#### [Required task]
Give all the lines below again, exactly, with no pictures.

─── Material to process ───

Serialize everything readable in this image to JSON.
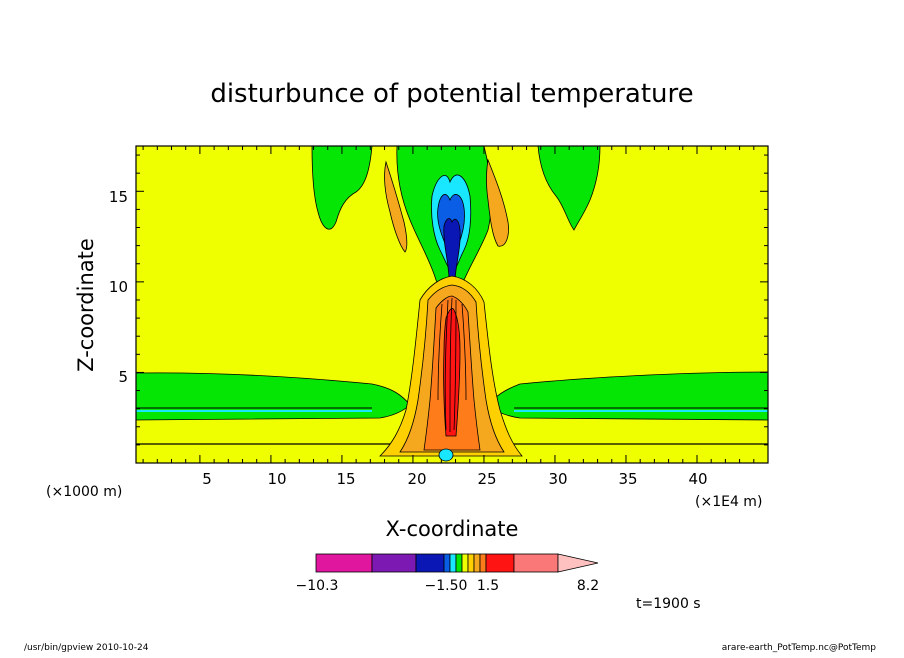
{
  "chart_data": {
    "type": "heatmap",
    "title": "disturbunce of potential temperature",
    "xlabel": "X-coordinate",
    "ylabel": "Z-coordinate",
    "x_unit_note": "(×1E4 m)",
    "y_unit_note": "(×1000 m)",
    "xlim": [
      0.5,
      45
    ],
    "ylim": [
      0,
      17.5
    ],
    "x_ticks": [
      "5",
      "10",
      "15",
      "20",
      "25",
      "30",
      "35",
      "40"
    ],
    "y_ticks": [
      "5",
      "10",
      "15"
    ],
    "x_tick_values": [
      5,
      10,
      15,
      20,
      25,
      30,
      35,
      40
    ],
    "y_tick_values": [
      5,
      10,
      15
    ],
    "colorbar": {
      "labels": [
        "−10.3",
        "−1.50",
        "1.5",
        "8.2"
      ],
      "colors": [
        "#e0169e",
        "#7d19b3",
        "#0a17b5",
        "#0a5ee6",
        "#19e6ff",
        "#05e605",
        "#f0ff00",
        "#ffd000",
        "#f5a81e",
        "#ff7c1a",
        "#ff1414",
        "#fa7878",
        "#ffc0c0"
      ]
    },
    "background_value_color": "#f0ff00",
    "annotation": "t=1900 s"
  },
  "footer": {
    "left": "/usr/bin/gpview   2010-10-24",
    "right": "arare-earth_PotTemp.nc@PotTemp"
  }
}
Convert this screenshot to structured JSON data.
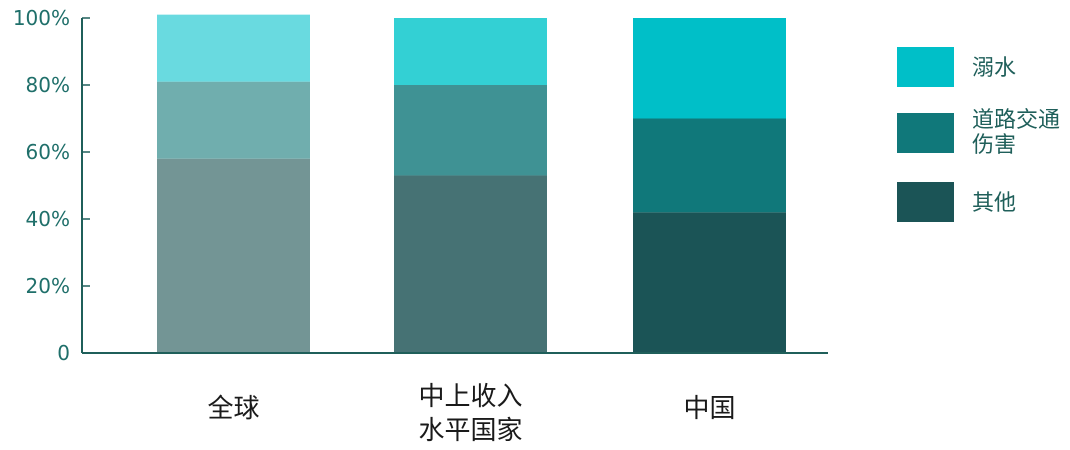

───

#### [Written response]
Serialize everything readable in this image to JSON.
{
  "chart_data": {
    "type": "heatmap",
    "title": "disturbunce of potential temperature",
    "xlabel": "X-coordinate",
    "ylabel": "Z-coordinate",
    "x_unit_note": "(×1E4 m)",
    "y_unit_note": "(×1000 m)",
    "xlim": [
      0.5,
      45
    ],
    "ylim": [
      0,
      17.5
    ],
    "x_ticks": [
      "5",
      "10",
      "15",
      "20",
      "25",
      "30",
      "35",
      "40"
    ],
    "y_ticks": [
      "5",
      "10",
      "15"
    ],
    "x_tick_values": [
      5,
      10,
      15,
      20,
      25,
      30,
      35,
      40
    ],
    "y_tick_values": [
      5,
      10,
      15
    ],
    "colorbar": {
      "labels": [
        "−10.3",
        "−1.50",
        "1.5",
        "8.2"
      ],
      "colors": [
        "#e0169e",
        "#7d19b3",
        "#0a17b5",
        "#0a5ee6",
        "#19e6ff",
        "#05e605",
        "#f0ff00",
        "#ffd000",
        "#f5a81e",
        "#ff7c1a",
        "#ff1414",
        "#fa7878",
        "#ffc0c0"
      ]
    },
    "background_value_color": "#f0ff00",
    "annotation": "t=1900 s"
  },
  "footer": {
    "left": "/usr/bin/gpview   2010-10-24",
    "right": "arare-earth_PotTemp.nc@PotTemp"
  }
}
Convert this screenshot to structured JSON data.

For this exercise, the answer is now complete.